• [Task brief]: Set down each record below precisely, skipping the pictures.

• [Data to process]:
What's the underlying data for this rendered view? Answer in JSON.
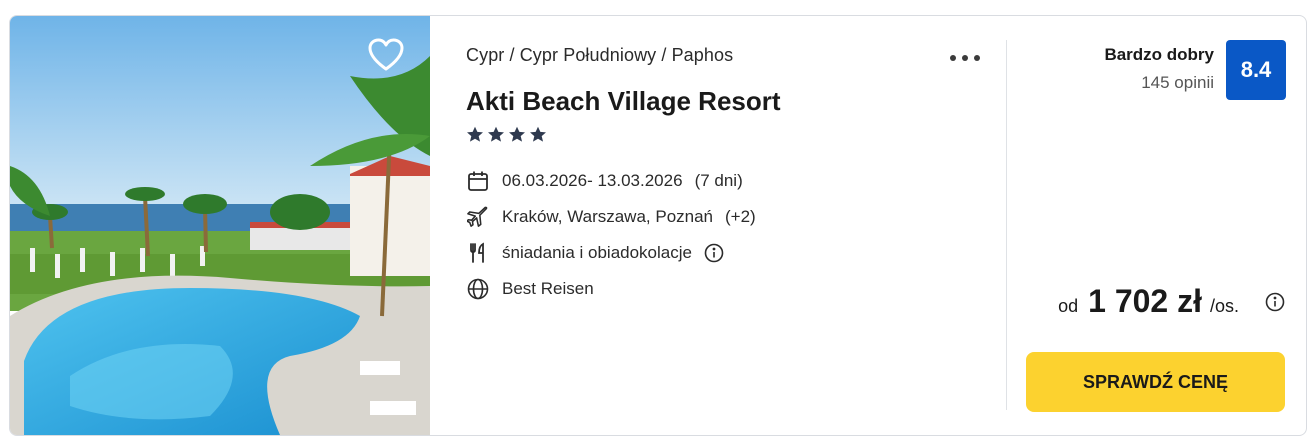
{
  "offer": {
    "breadcrumb": "Cypr / Cypr Południowy / Paphos",
    "title": "Akti Beach Village Resort",
    "stars": 4,
    "dates": "06.03.2026- 13.03.2026",
    "duration": "(7 dni)",
    "departure": "Kraków, Warszawa, Poznań",
    "departure_more": "(+2)",
    "board": "śniadania i obiadokolacje",
    "operator": "Best Reisen"
  },
  "rating": {
    "label": "Bardzo dobry",
    "reviews": "145 opinii",
    "score": "8.4"
  },
  "price": {
    "prefix": "od",
    "amount": "1 702 zł",
    "suffix": "/os."
  },
  "cta_label": "SPRAWDŹ CENĘ",
  "icons": [
    "heart-icon",
    "more-icon",
    "star-icon",
    "calendar-icon",
    "plane-icon",
    "cutlery-icon",
    "info-icon",
    "globe-icon"
  ],
  "colors": {
    "score_bg": "#0a58c6",
    "cta_bg": "#fcd22f",
    "star": "#2f3a4f"
  }
}
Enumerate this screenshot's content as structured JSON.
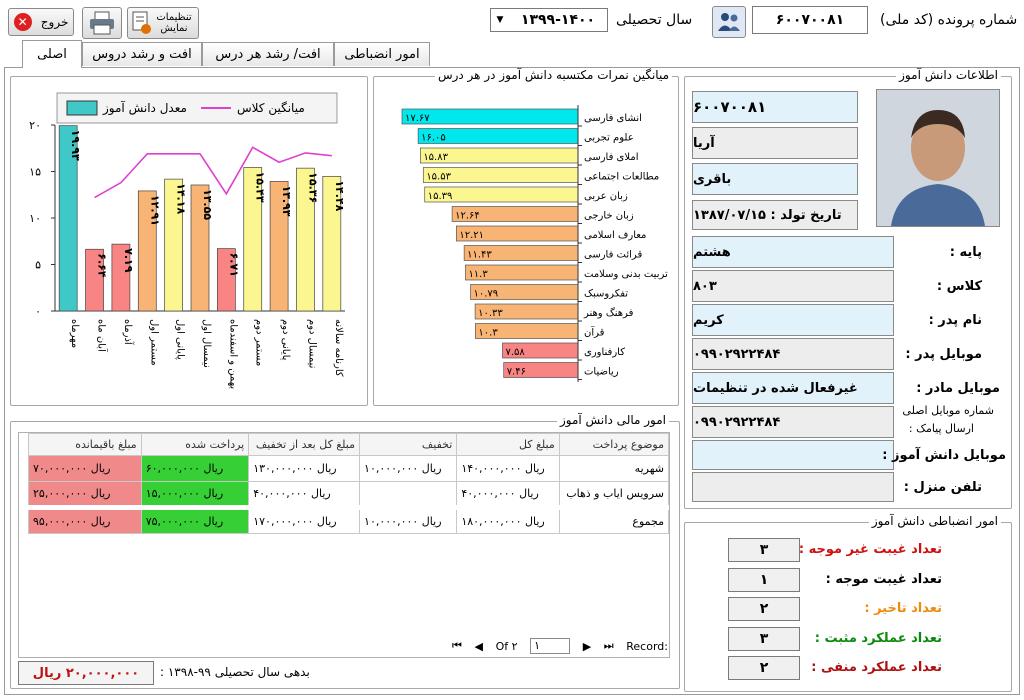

• [The answer]:
What's the underlying data for this rendered view? Answer in JSON.
{
  "offer": {
    "breadcrumb": "Cypr / Cypr Południowy / Paphos",
    "title": "Akti Beach Village Resort",
    "stars": 4,
    "dates": "06.03.2026- 13.03.2026",
    "duration": "(7 dni)",
    "departure": "Kraków, Warszawa, Poznań",
    "departure_more": "(+2)",
    "board": "śniadania i obiadokolacje",
    "operator": "Best Reisen"
  },
  "rating": {
    "label": "Bardzo dobry",
    "reviews": "145 opinii",
    "score": "8.4"
  },
  "price": {
    "prefix": "od",
    "amount": "1 702 zł",
    "suffix": "/os."
  },
  "cta_label": "SPRAWDŹ CENĘ",
  "icons": [
    "heart-icon",
    "more-icon",
    "star-icon",
    "calendar-icon",
    "plane-icon",
    "cutlery-icon",
    "info-icon",
    "globe-icon"
  ],
  "colors": {
    "score_bg": "#0a58c6",
    "cta_bg": "#fcd22f",
    "star": "#2f3a4f"
  }
}
Enumerate this screenshot's content as structured JSON.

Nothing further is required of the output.